Given task —
Switch every "cross-line" in the items below to "strike-line" and write the lines out again, leaving all else untouched.

Entries shown —
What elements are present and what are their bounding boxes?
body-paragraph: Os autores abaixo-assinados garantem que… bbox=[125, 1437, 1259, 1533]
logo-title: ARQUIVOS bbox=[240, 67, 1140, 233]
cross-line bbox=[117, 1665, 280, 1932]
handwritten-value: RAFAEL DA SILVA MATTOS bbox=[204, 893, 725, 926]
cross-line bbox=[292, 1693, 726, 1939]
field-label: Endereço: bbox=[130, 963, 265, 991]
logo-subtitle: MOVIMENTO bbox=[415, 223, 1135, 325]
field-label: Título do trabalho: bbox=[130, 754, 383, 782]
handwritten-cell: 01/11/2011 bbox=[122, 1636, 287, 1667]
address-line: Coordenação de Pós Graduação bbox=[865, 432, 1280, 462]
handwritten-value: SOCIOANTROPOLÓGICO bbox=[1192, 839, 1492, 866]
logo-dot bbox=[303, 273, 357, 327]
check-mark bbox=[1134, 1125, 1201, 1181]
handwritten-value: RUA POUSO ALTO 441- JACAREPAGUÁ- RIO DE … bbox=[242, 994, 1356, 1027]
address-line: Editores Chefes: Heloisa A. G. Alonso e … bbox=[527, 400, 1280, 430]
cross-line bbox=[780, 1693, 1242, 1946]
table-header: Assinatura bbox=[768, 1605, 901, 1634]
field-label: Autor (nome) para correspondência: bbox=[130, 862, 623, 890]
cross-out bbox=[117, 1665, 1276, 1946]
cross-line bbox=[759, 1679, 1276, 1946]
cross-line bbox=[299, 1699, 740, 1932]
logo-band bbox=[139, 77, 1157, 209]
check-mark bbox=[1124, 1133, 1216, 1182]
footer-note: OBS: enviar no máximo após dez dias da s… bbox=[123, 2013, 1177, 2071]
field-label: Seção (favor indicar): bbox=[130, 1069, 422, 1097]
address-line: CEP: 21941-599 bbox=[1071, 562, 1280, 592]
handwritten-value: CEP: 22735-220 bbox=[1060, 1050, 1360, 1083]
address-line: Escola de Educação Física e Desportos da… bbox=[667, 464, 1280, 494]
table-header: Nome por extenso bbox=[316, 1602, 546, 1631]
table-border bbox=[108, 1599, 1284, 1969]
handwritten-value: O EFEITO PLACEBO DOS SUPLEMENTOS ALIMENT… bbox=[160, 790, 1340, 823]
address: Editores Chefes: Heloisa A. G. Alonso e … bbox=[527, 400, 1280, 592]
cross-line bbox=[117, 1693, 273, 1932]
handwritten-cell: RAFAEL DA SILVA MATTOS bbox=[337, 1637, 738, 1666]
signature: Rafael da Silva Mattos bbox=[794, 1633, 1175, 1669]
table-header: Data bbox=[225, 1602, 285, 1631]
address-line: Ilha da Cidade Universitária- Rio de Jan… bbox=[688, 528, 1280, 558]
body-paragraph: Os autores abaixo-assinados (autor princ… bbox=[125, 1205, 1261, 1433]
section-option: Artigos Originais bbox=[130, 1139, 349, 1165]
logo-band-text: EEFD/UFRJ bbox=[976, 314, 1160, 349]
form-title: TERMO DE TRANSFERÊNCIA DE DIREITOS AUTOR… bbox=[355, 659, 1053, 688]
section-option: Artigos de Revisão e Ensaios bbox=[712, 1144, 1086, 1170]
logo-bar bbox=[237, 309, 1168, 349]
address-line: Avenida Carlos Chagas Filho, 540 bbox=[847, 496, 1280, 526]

Exercise result —
What elements are present and what are their bounding boxes?
body-paragraph: Os autores abaixo-assinados garantem que… bbox=[125, 1437, 1259, 1533]
logo-title: ARQUIVOS bbox=[240, 67, 1140, 233]
strike-line bbox=[117, 1665, 280, 1932]
handwritten-value: RAFAEL DA SILVA MATTOS bbox=[204, 893, 725, 926]
strike-line bbox=[292, 1693, 726, 1939]
field-label: Endereço: bbox=[130, 963, 265, 991]
logo-subtitle: MOVIMENTO bbox=[415, 223, 1135, 325]
field-label: Título do trabalho: bbox=[130, 754, 383, 782]
handwritten-cell: 01/11/2011 bbox=[122, 1636, 287, 1667]
address-line: Coordenação de Pós Graduação bbox=[865, 432, 1280, 462]
handwritten-value: SOCIOANTROPOLÓGICO bbox=[1192, 839, 1492, 866]
logo-dot bbox=[303, 273, 357, 327]
check-mark bbox=[1134, 1125, 1201, 1181]
handwritten-value: RUA POUSO ALTO 441- JACAREPAGUÁ- RIO DE … bbox=[242, 994, 1356, 1027]
address-line: Editores Chefes: Heloisa A. G. Alonso e … bbox=[527, 400, 1280, 430]
strike-line bbox=[780, 1693, 1242, 1946]
table-header: Assinatura bbox=[768, 1605, 901, 1634]
field-label: Autor (nome) para correspondência: bbox=[130, 862, 623, 890]
cross-out bbox=[117, 1665, 1276, 1946]
strike-line bbox=[759, 1679, 1276, 1946]
strike-line bbox=[299, 1699, 740, 1932]
logo-band bbox=[139, 77, 1157, 209]
check-mark bbox=[1124, 1133, 1216, 1182]
footer-note: OBS: enviar no máximo após dez dias da s… bbox=[123, 2013, 1177, 2071]
field-label: Seção (favor indicar): bbox=[130, 1069, 422, 1097]
address-line: CEP: 21941-599 bbox=[1071, 562, 1280, 592]
handwritten-value: CEP: 22735-220 bbox=[1060, 1050, 1360, 1083]
address-line: Escola de Educação Física e Desportos da… bbox=[667, 464, 1280, 494]
table-header: Nome por extenso bbox=[316, 1602, 546, 1631]
table-border bbox=[108, 1599, 1284, 1969]
handwritten-value: O EFEITO PLACEBO DOS SUPLEMENTOS ALIMENT… bbox=[160, 790, 1340, 823]
address: Editores Chefes: Heloisa A. G. Alonso e … bbox=[527, 400, 1280, 592]
strike-line bbox=[117, 1693, 273, 1932]
handwritten-cell: RAFAEL DA SILVA MATTOS bbox=[337, 1637, 738, 1666]
signature: Rafael da Silva Mattos bbox=[794, 1633, 1175, 1669]
table-header: Data bbox=[225, 1602, 285, 1631]
address-line: Ilha da Cidade Universitária- Rio de Jan… bbox=[688, 528, 1280, 558]
body-paragraph: Os autores abaixo-assinados (autor princ… bbox=[125, 1205, 1261, 1433]
section-option: Artigos Originais bbox=[130, 1139, 349, 1165]
logo-band-text: EEFD/UFRJ bbox=[976, 314, 1160, 349]
form-title: TERMO DE TRANSFERÊNCIA DE DIREITOS AUTOR… bbox=[355, 659, 1053, 688]
section-option: Artigos de Revisão e Ensaios bbox=[712, 1144, 1086, 1170]
logo-bar bbox=[237, 309, 1168, 349]
address-line: Avenida Carlos Chagas Filho, 540 bbox=[847, 496, 1280, 526]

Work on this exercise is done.